*Exercise instructions:*
Please set out every line of the entries below as a Markdown table with the columns Number and Text, skipping blank lines and leaving the pictures out.

*Data for processing:*
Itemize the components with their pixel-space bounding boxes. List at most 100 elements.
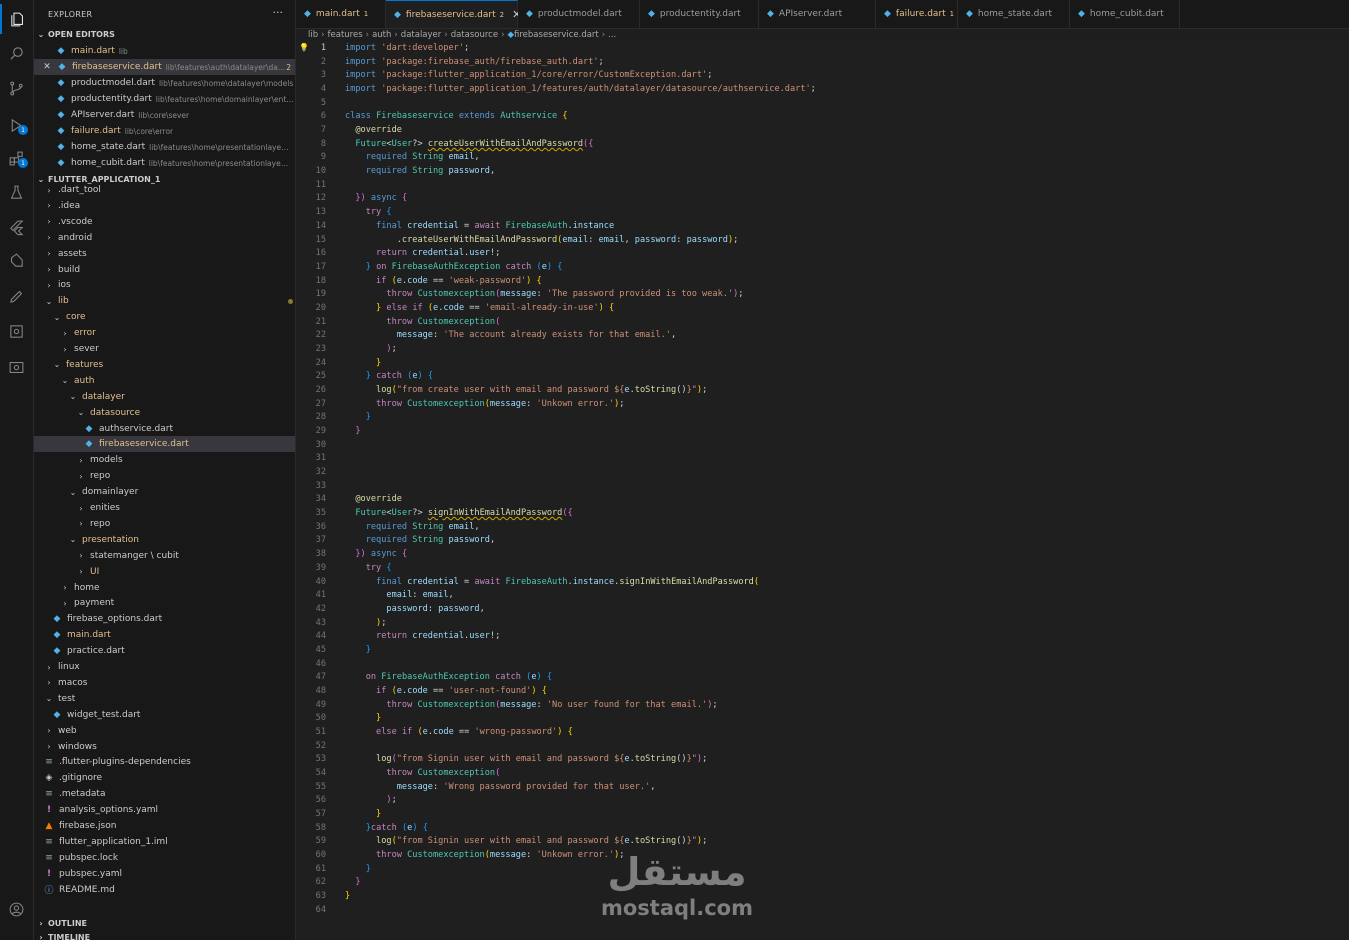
open-editor-item[interactable]: ◆ APIserver.dart lib\core\sever — [34, 107, 295, 123]
code-line[interactable]: import 'package:firebase_auth/firebase_a… — [345, 57, 604, 67]
tab-main-dart[interactable]: ◆ main.dart 1 — [296, 0, 386, 28]
code-line[interactable]: throw Customexception(message: 'No user … — [345, 700, 717, 710]
source-control-icon[interactable] — [0, 73, 33, 103]
code-line[interactable]: ); — [345, 618, 386, 628]
code-line[interactable]: final credential = await FirebaseAuth.in… — [345, 577, 759, 587]
tab-home_cubit-dart[interactable]: ◆ home_cubit.dart — [1070, 0, 1180, 28]
code-line[interactable]: } — [345, 645, 371, 655]
code-line[interactable]: if (e.code == 'user-not-found') { — [345, 686, 547, 696]
code-line[interactable]: log("from Signin user with email and pas… — [345, 836, 707, 846]
tree-item[interactable]: ⌄ lib — [34, 293, 295, 309]
tree-item[interactable]: › macos — [34, 675, 295, 691]
breadcrumb-item[interactable]: auth — [372, 30, 391, 40]
tree-item[interactable]: › home — [34, 580, 295, 596]
code-line[interactable]: } — [345, 877, 360, 887]
tree-item[interactable]: ⓘ README.md — [34, 882, 295, 898]
open-editor-item[interactable]: ◆failure.dartlib\core\error1 — [34, 123, 295, 139]
testing-icon[interactable] — [0, 177, 33, 207]
tree-item[interactable]: › .vscode — [34, 214, 295, 230]
breadcrumb-item[interactable]: features — [328, 30, 363, 40]
tree-item[interactable]: ⌄ domainlayer — [34, 484, 295, 500]
tree-item[interactable]: ◆main.dart1 — [34, 627, 295, 643]
code-line[interactable]: required String password, — [345, 166, 495, 176]
preview-icon[interactable] — [0, 352, 33, 382]
code-line[interactable]: throw Customexception(message: 'The pass… — [345, 289, 743, 299]
code-line[interactable]: } — [345, 358, 381, 368]
tree-item[interactable]: › build — [34, 262, 295, 278]
code-line[interactable]: } — [345, 713, 381, 723]
code-editor[interactable]: 💡 1 import 'dart:developer'; 2 import 'packa… — [296, 42, 1349, 940]
breadcrumb-item[interactable]: ... — [608, 30, 616, 40]
tree-item[interactable]: › assets — [34, 246, 295, 262]
tree-item[interactable]: ◈ .gitignore — [34, 770, 295, 786]
pen-icon[interactable] — [0, 281, 33, 311]
code-line[interactable]: try { — [345, 563, 392, 573]
tree-item[interactable]: ◆ practice.dart — [34, 643, 295, 659]
timeline-section[interactable]: › TIMELINE — [34, 930, 295, 940]
code-line[interactable]: try { — [345, 207, 392, 217]
code-line[interactable]: @override — [345, 494, 402, 504]
tree-item[interactable]: › sever — [34, 341, 295, 357]
tab-productentity-dart[interactable]: ◆ productentity.dart — [640, 0, 759, 28]
code-line[interactable]: import 'package:flutter_application_1/co… — [345, 70, 712, 80]
tree-item[interactable]: ⌄ datalayer — [34, 389, 295, 405]
flutter-icon[interactable] — [0, 212, 33, 242]
code-line[interactable]: } — [345, 891, 350, 901]
tab-failure-dart[interactable]: ◆ failure.dart 1 — [876, 0, 958, 28]
tree-item[interactable]: › .dart_tool — [34, 182, 295, 198]
code-line[interactable]: throw Customexception(message: 'Unkown e… — [345, 399, 624, 409]
tab-productmodel-dart[interactable]: ◆ productmodel.dart — [518, 0, 640, 28]
code-line[interactable]: class Firebaseservice extends Authservic… — [345, 111, 568, 121]
tree-item[interactable]: › repo — [34, 516, 295, 532]
tree-item[interactable]: ⌄ features — [34, 357, 295, 373]
code-line[interactable]: @override — [345, 125, 402, 135]
breadcrumb-item[interactable]: datasource — [451, 30, 498, 40]
explorer-icon[interactable] — [0, 4, 33, 34]
code-line[interactable]: throw Customexception( — [345, 768, 500, 778]
code-line[interactable]: email: email, — [345, 590, 453, 600]
tree-item[interactable]: ⌄ test — [34, 691, 295, 707]
tree-item[interactable]: ⌄ datasource — [34, 405, 295, 421]
code-line[interactable]: } — [345, 412, 371, 422]
tree-item[interactable]: › web — [34, 723, 295, 739]
code-line[interactable]: return credential.user!; — [345, 248, 500, 258]
code-line[interactable]: return credential.user!; — [345, 631, 500, 641]
code-line[interactable]: Future<User?> signInWithEmailAndPassword… — [345, 508, 572, 518]
code-line[interactable]: Future<User?> createUserWithEmailAndPass… — [345, 139, 593, 149]
tree-item[interactable]: ◆firebaseservice.dart2 — [34, 436, 295, 453]
tree-item[interactable]: › error — [34, 325, 295, 341]
tree-item[interactable]: ≡ .flutter-plugins-dependencies — [34, 754, 295, 770]
code-line[interactable]: } catch (e) { — [345, 371, 433, 381]
tree-item[interactable]: ≡ .metadata — [34, 786, 295, 802]
breadcrumb-item[interactable]: firebaseservice.dart — [514, 30, 599, 40]
tree-item[interactable]: ⌄ presentation — [34, 532, 295, 548]
code-line[interactable]: } — [345, 864, 371, 874]
tree-item[interactable]: › repo — [34, 468, 295, 484]
code-line[interactable]: throw Customexception( — [345, 317, 500, 327]
code-line[interactable]: }catch (e) { — [345, 823, 428, 833]
tree-item[interactable]: ◆ firebase_options.dart — [34, 611, 295, 627]
tree-item[interactable]: ≡ flutter_application_1.iml — [34, 834, 295, 850]
tree-item[interactable]: ◆ widget_test.dart — [34, 707, 295, 723]
more-actions-icon[interactable]: ··· — [273, 6, 284, 19]
tree-item[interactable]: › models — [34, 452, 295, 468]
code-line[interactable]: } else if (e.code == 'email-already-in-u… — [345, 303, 614, 313]
open-editor-item[interactable]: ✕ ◆ firebaseservice.dart lib\features\auth\… — [34, 59, 295, 75]
close-icon[interactable]: ✕ — [42, 62, 52, 72]
code-line[interactable]: if (e.code == 'weak-password') { — [345, 276, 542, 286]
tree-item[interactable]: › linux — [34, 659, 295, 675]
tree-item[interactable]: ⌄ core — [34, 309, 295, 325]
open-editor-item[interactable]: ◆ productentity.dart lib\features\home\dom… — [34, 91, 295, 107]
code-line[interactable]: log("from Signin user with email and pas… — [345, 754, 707, 764]
code-line[interactable]: ); — [345, 795, 396, 805]
code-line[interactable]: throw Customexception(message: 'Unkown e… — [345, 850, 624, 860]
code-line[interactable]: required String password, — [345, 535, 495, 545]
tab-apiserver-dart[interactable]: ◆ APIserver.dart — [759, 0, 876, 28]
tab-home_state-dart[interactable]: ◆ home_state.dart — [958, 0, 1070, 28]
open-editor-item[interactable]: ◆ home_state.dart lib\features\home\presen… — [34, 139, 295, 155]
code-line[interactable]: message: 'The account already exists for… — [345, 330, 676, 340]
open-editor-item[interactable]: ◆ home_cubit.dart lib\features\home\presen… — [34, 155, 295, 171]
breadcrumb-item[interactable]: lib — [308, 30, 318, 40]
code-line[interactable]: password: password, — [345, 604, 484, 614]
outline-section[interactable]: › OUTLINE — [34, 916, 295, 930]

*Result of the exercise:*
| Number | Text |
|---|---|
| 1 | Itemize the components with their pixel-space bounding boxes. List at most 100 elements. |
| 2 | open-editor-item[interactable]: ◆ APIserver.dart lib\core\sever — [34, 107, 295, 123] |
| 3 | code-line[interactable]: import 'package:firebase_auth/firebase_a… — [345, 57, 604, 67] |
| 4 | tab-main-dart[interactable]: ◆ main.dart 1 — [296, 0, 386, 28] |
| 5 | code-line[interactable]: throw Customexception(message: 'No user … — [345, 700, 717, 710] |
| 6 | source-control-icon[interactable] — [0, 73, 33, 103] |
| 7 | code-line[interactable]: ); — [345, 618, 386, 628] |
| 8 | code-line[interactable]: final credential = await FirebaseAuth.in… — [345, 577, 759, 587] |
| 9 | tab-home_cubit-dart[interactable]: ◆ home_cubit.dart — [1070, 0, 1180, 28] |
| 10 | code-line[interactable]: } — [345, 645, 371, 655] |
| 11 | code-line[interactable]: if (e.code == 'user-not-found') { — [345, 686, 547, 696] |
| 12 | code-line[interactable]: log("from Signin user with email and pas… — [345, 836, 707, 846] |
| 13 | tree-item[interactable]: ⌄ lib — [34, 293, 295, 309] |
| 14 | tree-item[interactable]: › macos — [34, 675, 295, 691] |
| 15 | breadcrumb-item[interactable]: auth — [372, 30, 391, 40] |
| 16 | tree-item[interactable]: › home — [34, 580, 295, 596] |
| 17 | code-line[interactable]: } — [345, 877, 360, 887] |
| 18 | tree-item[interactable]: ⓘ README.md — [34, 882, 295, 898] |
| 19 | open-editor-item[interactable]: ◆failure.dartlib\core\error1 — [34, 123, 295, 139] |
| 20 | testing-icon[interactable] — [0, 177, 33, 207] |
| 21 | tree-item[interactable]: › .vscode — [34, 214, 295, 230] |
| 22 | breadcrumb-item[interactable]: features — [328, 30, 363, 40] |
| 23 | tree-item[interactable]: ⌄ domainlayer — [34, 484, 295, 500] |
| 24 | tree-item[interactable]: ◆main.dart1 — [34, 627, 295, 643] |
| 25 | code-line[interactable]: required String password, — [345, 166, 495, 176] |
| 26 | preview-icon[interactable] — [0, 352, 33, 382] |
| 27 | code-line[interactable]: throw Customexception(message: 'The pass… — [345, 289, 743, 299] |
| 28 | code-line[interactable]: } — [345, 358, 381, 368] |
| 29 | tree-item[interactable]: › build — [34, 262, 295, 278] |
| 30 | code-line[interactable]: } — [345, 713, 381, 723] |
| 31 | code-editor[interactable]: 💡 1 import 'dart:developer'; 2 import 'packa… — [296, 42, 1349, 940] |
| 32 | breadcrumb-item[interactable]: ... — [608, 30, 616, 40] |
| 33 | tree-item[interactable]: › assets — [34, 246, 295, 262] |
| 34 | tree-item[interactable]: ◈ .gitignore — [34, 770, 295, 786] |
| 35 | pen-icon[interactable] — [0, 281, 33, 311] |
| 36 | code-line[interactable]: try { — [345, 563, 392, 573] |
| 37 | tree-item[interactable]: ◆ practice.dart — [34, 643, 295, 659] |
| 38 | timeline-section[interactable]: › TIMELINE — [34, 930, 295, 940] |
| 39 | code-line[interactable]: try { — [345, 207, 392, 217] |
| 40 | code-line[interactable]: @override — [345, 494, 402, 504] |
| 41 | tree-item[interactable]: › sever — [34, 341, 295, 357] |
| 42 | tab-productentity-dart[interactable]: ◆ productentity.dart — [640, 0, 759, 28] |
| 43 | code-line[interactable]: import 'package:flutter_application_1/co… — [345, 70, 712, 80] |
| 44 | tree-item[interactable]: ⌄ datalayer — [34, 389, 295, 405] |
| 45 | flutter-icon[interactable] — [0, 212, 33, 242] |
| 46 | code-line[interactable]: } — [345, 891, 350, 901] |
| 47 | tab-failure-dart[interactable]: ◆ failure.dart 1 — [876, 0, 958, 28] |
| 48 | tree-item[interactable]: › .dart_tool — [34, 182, 295, 198] |
| 49 | code-line[interactable]: throw Customexception(message: 'Unkown e… — [345, 399, 624, 409] |
| 50 | tab-productmodel-dart[interactable]: ◆ productmodel.dart — [518, 0, 640, 28] |
| 51 | code-line[interactable]: class Firebaseservice extends Authservic… — [345, 111, 568, 121] |
| 52 | tree-item[interactable]: › repo — [34, 516, 295, 532] |
| 53 | tree-item[interactable]: ⌄ features — [34, 357, 295, 373] |
| 54 | code-line[interactable]: @override — [345, 125, 402, 135] |
| 55 | breadcrumb-item[interactable]: datasource — [451, 30, 498, 40] |
| 56 | explorer-icon[interactable] — [0, 4, 33, 34] |
| 57 | code-line[interactable]: throw Customexception( — [345, 768, 500, 778] |
| 58 | code-line[interactable]: email: email, — [345, 590, 453, 600] |
| 59 | tree-item[interactable]: ⌄ test — [34, 691, 295, 707] |
| 60 | tree-item[interactable]: ⌄ datasource — [34, 405, 295, 421] |
| 61 | code-line[interactable]: } — [345, 412, 371, 422] |
| 62 | tree-item[interactable]: › web — [34, 723, 295, 739] |
| 63 | code-line[interactable]: return credential.user!; — [345, 248, 500, 258] |
| 64 | code-line[interactable]: return credential.user!; — [345, 631, 500, 641] |
| 65 | code-line[interactable]: Future<User?> signInWithEmailAndPassword… — [345, 508, 572, 518] |
| 66 | code-line[interactable]: Future<User?> createUserWithEmailAndPass… — [345, 139, 593, 149] |
| 67 | tree-item[interactable]: ◆firebaseservice.dart2 — [34, 436, 295, 453] |
| 68 | tree-item[interactable]: › error — [34, 325, 295, 341] |
| 69 | tree-item[interactable]: ≡ .flutter-plugins-dependencies — [34, 754, 295, 770] |
| 70 | code-line[interactable]: } catch (e) { — [345, 371, 433, 381] |
| 71 | tree-item[interactable]: ≡ .metadata — [34, 786, 295, 802] |
| 72 | breadcrumb-item[interactable]: firebaseservice.dart — [514, 30, 599, 40] |
| 73 | tree-item[interactable]: ⌄ presentation — [34, 532, 295, 548] |
| 74 | code-line[interactable]: } — [345, 864, 371, 874] |
| 75 | tree-item[interactable]: › repo — [34, 468, 295, 484] |
| 76 | code-line[interactable]: throw Customexception( — [345, 317, 500, 327] |
| 77 | code-line[interactable]: }catch (e) { — [345, 823, 428, 833] |
| 78 | tree-item[interactable]: ◆ firebase_options.dart — [34, 611, 295, 627] |
| 79 | tree-item[interactable]: ≡ flutter_application_1.iml — [34, 834, 295, 850] |
| 80 | tree-item[interactable]: ◆ widget_test.dart — [34, 707, 295, 723] |
| 81 | more-actions-icon[interactable]: ··· — [273, 6, 284, 19] |
| 82 | tree-item[interactable]: › models — [34, 452, 295, 468] |
| 83 | code-line[interactable]: } else if (e.code == 'email-already-in-u… — [345, 303, 614, 313] |
| 84 | open-editor-item[interactable]: ✕ ◆ firebaseservice.dart lib\features\auth\… — [34, 59, 295, 75] |
| 85 | close-icon[interactable]: ✕ — [42, 62, 52, 72] |
| 86 | code-line[interactable]: if (e.code == 'weak-password') { — [345, 276, 542, 286] |
| 87 | tree-item[interactable]: › linux — [34, 659, 295, 675] |
| 88 | tree-item[interactable]: ⌄ core — [34, 309, 295, 325] |
| 89 | open-editor-item[interactable]: ◆ productentity.dart lib\features\home\dom… — [34, 91, 295, 107] |
| 90 | code-line[interactable]: log("from Signin user with email and pas… — [345, 754, 707, 764] |
| 91 | code-line[interactable]: ); — [345, 795, 396, 805] |
| 92 | code-line[interactable]: throw Customexception(message: 'Unkown e… — [345, 850, 624, 860] |
| 93 | code-line[interactable]: required String password, — [345, 535, 495, 545] |
| 94 | tab-apiserver-dart[interactable]: ◆ APIserver.dart — [759, 0, 876, 28] |
| 95 | tab-home_state-dart[interactable]: ◆ home_state.dart — [958, 0, 1070, 28] |
| 96 | open-editor-item[interactable]: ◆ home_state.dart lib\features\home\presen… — [34, 139, 295, 155] |
| 97 | code-line[interactable]: message: 'The account already exists for… — [345, 330, 676, 340] |
| 98 | open-editor-item[interactable]: ◆ home_cubit.dart lib\features\home\presen… — [34, 155, 295, 171] |
| 99 | breadcrumb-item[interactable]: lib — [308, 30, 318, 40] |
| 100 | code-line[interactable]: password: password, — [345, 604, 484, 614] |
| 101 | outline-section[interactable]: › OUTLINE — [34, 916, 295, 930] |